Answer with nothing except the number of lines that contain the word "JSON".
───── Recorded information
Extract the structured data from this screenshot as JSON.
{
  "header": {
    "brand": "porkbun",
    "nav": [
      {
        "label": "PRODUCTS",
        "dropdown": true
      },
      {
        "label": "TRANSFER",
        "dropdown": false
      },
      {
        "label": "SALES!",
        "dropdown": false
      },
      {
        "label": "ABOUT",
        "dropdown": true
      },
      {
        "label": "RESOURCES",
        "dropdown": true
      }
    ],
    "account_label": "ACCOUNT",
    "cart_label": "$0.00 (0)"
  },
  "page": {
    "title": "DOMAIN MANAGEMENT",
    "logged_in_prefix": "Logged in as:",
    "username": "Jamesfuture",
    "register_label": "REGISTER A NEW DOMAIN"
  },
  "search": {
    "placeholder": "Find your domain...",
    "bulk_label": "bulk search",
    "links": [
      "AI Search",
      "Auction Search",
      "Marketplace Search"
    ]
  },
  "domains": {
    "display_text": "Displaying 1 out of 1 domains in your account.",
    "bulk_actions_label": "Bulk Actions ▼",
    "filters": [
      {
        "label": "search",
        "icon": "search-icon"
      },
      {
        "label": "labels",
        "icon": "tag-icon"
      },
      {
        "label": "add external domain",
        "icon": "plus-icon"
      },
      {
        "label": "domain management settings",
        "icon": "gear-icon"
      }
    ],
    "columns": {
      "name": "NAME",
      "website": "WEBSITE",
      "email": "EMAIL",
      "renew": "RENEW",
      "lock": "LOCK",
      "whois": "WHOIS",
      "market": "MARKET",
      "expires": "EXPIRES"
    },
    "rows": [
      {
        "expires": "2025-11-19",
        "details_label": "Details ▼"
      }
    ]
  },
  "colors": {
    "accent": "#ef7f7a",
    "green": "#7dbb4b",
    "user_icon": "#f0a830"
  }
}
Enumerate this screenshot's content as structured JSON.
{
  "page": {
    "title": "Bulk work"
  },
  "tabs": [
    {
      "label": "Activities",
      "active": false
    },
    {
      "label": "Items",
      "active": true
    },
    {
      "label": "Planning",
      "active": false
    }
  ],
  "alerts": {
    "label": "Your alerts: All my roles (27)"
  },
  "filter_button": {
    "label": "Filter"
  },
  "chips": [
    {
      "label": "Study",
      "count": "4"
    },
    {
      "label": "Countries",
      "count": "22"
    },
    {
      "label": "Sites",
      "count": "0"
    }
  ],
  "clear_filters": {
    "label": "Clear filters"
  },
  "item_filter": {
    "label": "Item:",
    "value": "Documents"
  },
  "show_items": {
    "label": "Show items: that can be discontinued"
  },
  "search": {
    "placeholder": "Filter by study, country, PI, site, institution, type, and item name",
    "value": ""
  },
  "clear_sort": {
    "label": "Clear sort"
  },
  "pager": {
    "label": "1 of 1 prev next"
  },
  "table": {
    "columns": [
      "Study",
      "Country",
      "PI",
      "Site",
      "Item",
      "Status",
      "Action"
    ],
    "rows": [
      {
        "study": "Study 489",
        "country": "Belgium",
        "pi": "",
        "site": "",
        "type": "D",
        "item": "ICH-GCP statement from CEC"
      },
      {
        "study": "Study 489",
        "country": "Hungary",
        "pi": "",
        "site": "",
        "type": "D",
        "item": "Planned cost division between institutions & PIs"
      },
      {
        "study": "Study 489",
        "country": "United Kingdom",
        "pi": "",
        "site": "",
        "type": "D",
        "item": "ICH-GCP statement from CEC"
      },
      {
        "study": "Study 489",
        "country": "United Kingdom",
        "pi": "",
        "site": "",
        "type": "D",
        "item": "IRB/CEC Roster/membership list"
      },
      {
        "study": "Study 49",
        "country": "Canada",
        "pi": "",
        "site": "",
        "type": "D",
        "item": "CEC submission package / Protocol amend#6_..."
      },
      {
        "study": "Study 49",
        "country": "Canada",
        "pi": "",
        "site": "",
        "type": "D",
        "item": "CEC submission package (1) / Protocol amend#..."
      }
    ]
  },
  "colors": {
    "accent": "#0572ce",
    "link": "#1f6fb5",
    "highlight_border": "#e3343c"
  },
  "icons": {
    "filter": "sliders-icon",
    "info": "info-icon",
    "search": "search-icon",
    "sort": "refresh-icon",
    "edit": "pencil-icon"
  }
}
──────────
Written solution: 2